Job — Restate every line of the material, word for word.

Records supplied —
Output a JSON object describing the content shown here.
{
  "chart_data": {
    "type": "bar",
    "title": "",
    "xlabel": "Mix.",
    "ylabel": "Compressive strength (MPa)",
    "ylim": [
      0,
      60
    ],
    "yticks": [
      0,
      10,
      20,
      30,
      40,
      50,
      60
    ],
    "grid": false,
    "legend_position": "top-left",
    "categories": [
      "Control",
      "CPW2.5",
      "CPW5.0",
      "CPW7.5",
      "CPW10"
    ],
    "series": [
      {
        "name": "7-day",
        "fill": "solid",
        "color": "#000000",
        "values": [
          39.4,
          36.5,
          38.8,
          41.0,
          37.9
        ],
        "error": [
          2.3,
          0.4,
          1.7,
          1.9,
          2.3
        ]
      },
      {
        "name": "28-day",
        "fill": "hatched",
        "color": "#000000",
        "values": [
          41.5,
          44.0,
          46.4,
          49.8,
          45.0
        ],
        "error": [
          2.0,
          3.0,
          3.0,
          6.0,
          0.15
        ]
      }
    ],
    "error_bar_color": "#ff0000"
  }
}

Problem solution —
Output a JSON object describing the content shown here.
{
  "chart_data": {
    "type": "bar",
    "title": "",
    "xlabel": "Mix.",
    "ylabel": "Compressive strength (MPa)",
    "ylim": [
      0,
      60
    ],
    "yticks": [
      0,
      10,
      20,
      30,
      40,
      50,
      60
    ],
    "grid": false,
    "legend_position": "top-left",
    "categories": [
      "Control",
      "CPW2.5",
      "CPW5.0",
      "CPW7.5",
      "CPW10"
    ],
    "series": [
      {
        "name": "7-day",
        "fill": "solid",
        "color": "#000000",
        "values": [
          39.4,
          36.5,
          38.8,
          41.0,
          37.9
        ],
        "error": [
          2.3,
          0.4,
          1.7,
          1.9,
          2.3
        ]
      },
      {
        "name": "28-day",
        "fill": "hatched",
        "color": "#000000",
        "values": [
          41.5,
          44.0,
          46.4,
          49.8,
          45.0
        ],
        "error": [
          2.0,
          3.0,
          3.0,
          6.0,
          0.15
        ]
      }
    ],
    "error_bar_color": "#ff0000"
  }
}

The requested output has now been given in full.